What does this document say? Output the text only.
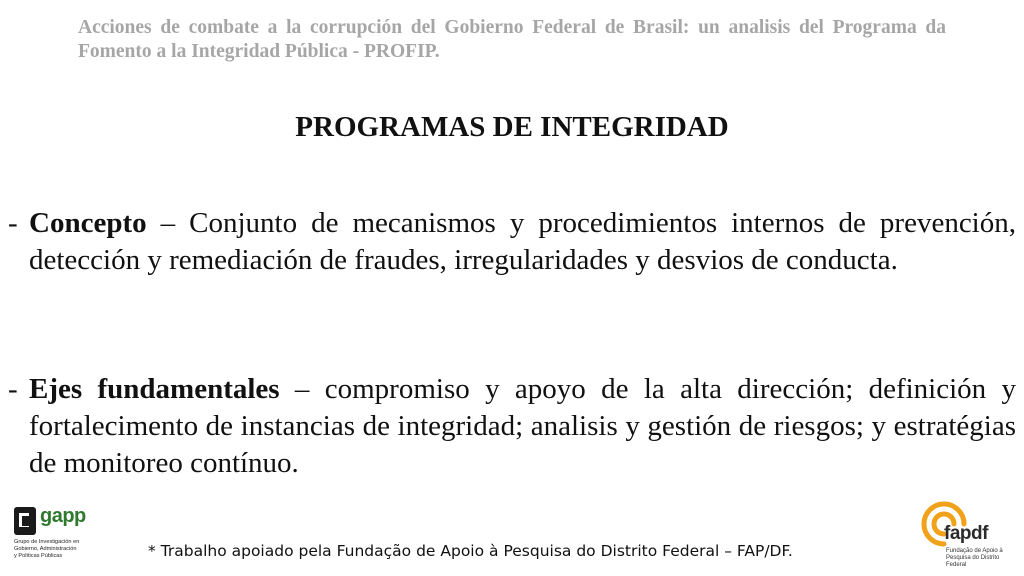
Acciones de combate a la corrupción del Gobierno Federal de Brasil: un analisis del Programa da Fomento a la Integridad Pública - PROFIP.
PROGRAMAS DE INTEGRIDAD
- Concepto – Conjunto de mecanismos y procedimientos internos de prevención, detección y remediación de fraudes, irregularidades y desvios de conducta.
- Ejes fundamentales – compromiso y apoyo de la alta dirección; definición y fortalecimento de instancias de integridad; analisis y gestión de riesgos; y estratégias de monitoreo contínuo.
gapp
Grupo de Investigación en
Gobierno, Administración
y Políticas Públicas	* Trabalho apoiado pela Fundação de Apoio à Pesquisa do Distrito Federal – FAP/DF.
fapdf
Fundação de Apoio à
Pesquisa do Distrito Federal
---------------
• _TASK DIRECTIONS_:
Copy the material above exactly and drop the pictures.

• _RESULT OF THIS TASK_:
What does this document say? Output the text only.
Acciones de combate a la corrupción del Gobierno Federal de Brasil: un analisis del Programa da Fomento a la Integridad Pública - PROFIP.
PROGRAMAS DE INTEGRIDAD
- Concepto – Conjunto de mecanismos y procedimientos internos de prevención, detección y remediación de fraudes, irregularidades y desvios de conducta.
- Ejes fundamentales – compromiso y apoyo de la alta dirección; definición y fortalecimento de instancias de integridad; analisis y gestión de riesgos; y estratégias de monitoreo contínuo.
gapp
Grupo de Investigación en
Gobierno, Administración
y Políticas Públicas	* Trabalho apoiado pela Fundação de Apoio à Pesquisa do Distrito Federal – FAP/DF.
fapdf
Fundação de Apoio à
Pesquisa do Distrito Federal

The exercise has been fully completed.